- RECORD EXTRACTS:
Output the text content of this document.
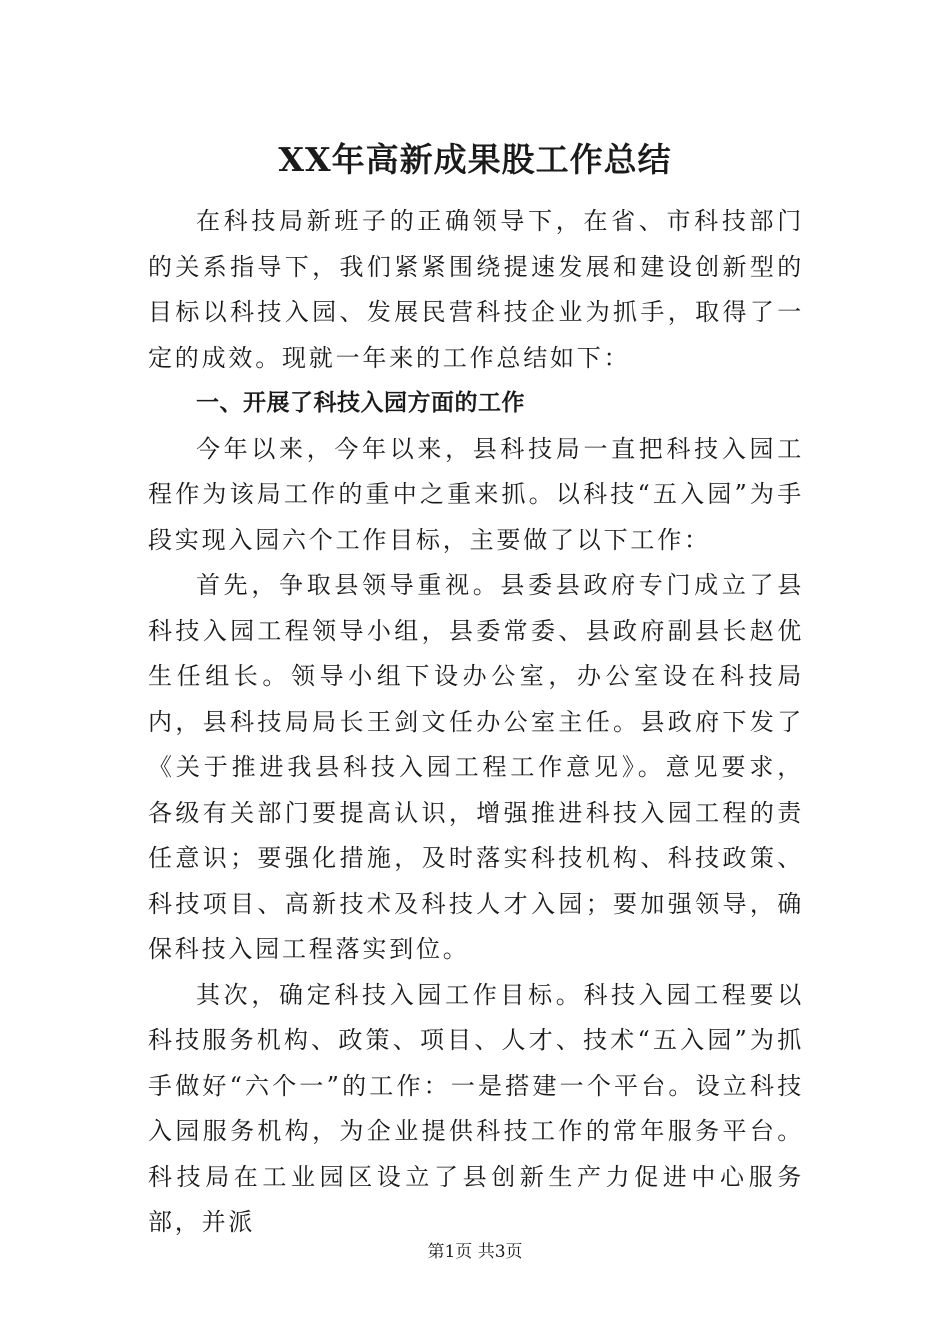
XX年高新成果股工作总结

在科技局新班子的正确领导下，在省、市科技部门的关系指导下，我们紧紧围绕提速发展和建设创新型的目标以科技入园、发展民营科技企业为抓手，取得了一定的成效。现就一年来的工作总结如下：

一、开展了科技入园方面的工作

今年以来，今年以来，县科技局一直把科技入园工程作为该局工作的重中之重来抓。以科技“五入园”为手段实现入园六个工作目标，主要做了以下工作：

首先，争取县领导重视。县委县政府专门成立了县科技入园工程领导小组，县委常委、县政府副县长赵优生任组长。领导小组下设办公室，办公室设在科技局内，县科技局局长王剑文任办公室主任。县政府下发了《关于推进我县科技入园工程工作意见》。意见要求，各级有关部门要提高认识，增强推进科技入园工程的责任意识；要强化措施，及时落实科技机构、科技政策、科技项目、高新技术及科技人才入园；要加强领导，确保科技入园工程落实到位。

其次，确定科技入园工作目标。科技入园工程要以科技服务机构、政策、项目、人才、技术“五入园”为抓手做好“六个一”的工作：一是搭建一个平台。设立科技入园服务机构，为企业提供科技工作的常年服务平台。科技局在工业园区设立了县创新生产力促进中心服务部，并派

第1页 共3页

- STATED TASK: From the material above, reproduce everything verbatim except the pictures.

- SOLVED PROBLEM:
Output the text content of this document.
XX年高新成果股工作总结

在科技局新班子的正确领导下，在省、市科技部门的关系指导下，我们紧紧围绕提速发展和建设创新型的目标以科技入园、发展民营科技企业为抓手，取得了一定的成效。现就一年来的工作总结如下：

一、开展了科技入园方面的工作

今年以来，今年以来，县科技局一直把科技入园工程作为该局工作的重中之重来抓。以科技“五入园”为手段实现入园六个工作目标，主要做了以下工作：

首先，争取县领导重视。县委县政府专门成立了县科技入园工程领导小组，县委常委、县政府副县长赵优生任组长。领导小组下设办公室，办公室设在科技局内，县科技局局长王剑文任办公室主任。县政府下发了《关于推进我县科技入园工程工作意见》。意见要求，各级有关部门要提高认识，增强推进科技入园工程的责任意识；要强化措施，及时落实科技机构、科技政策、科技项目、高新技术及科技人才入园；要加强领导，确保科技入园工程落实到位。

其次，确定科技入园工作目标。科技入园工程要以科技服务机构、政策、项目、人才、技术“五入园”为抓手做好“六个一”的工作：一是搭建一个平台。设立科技入园服务机构，为企业提供科技工作的常年服务平台。科技局在工业园区设立了县创新生产力促进中心服务部，并派

第1页 共3页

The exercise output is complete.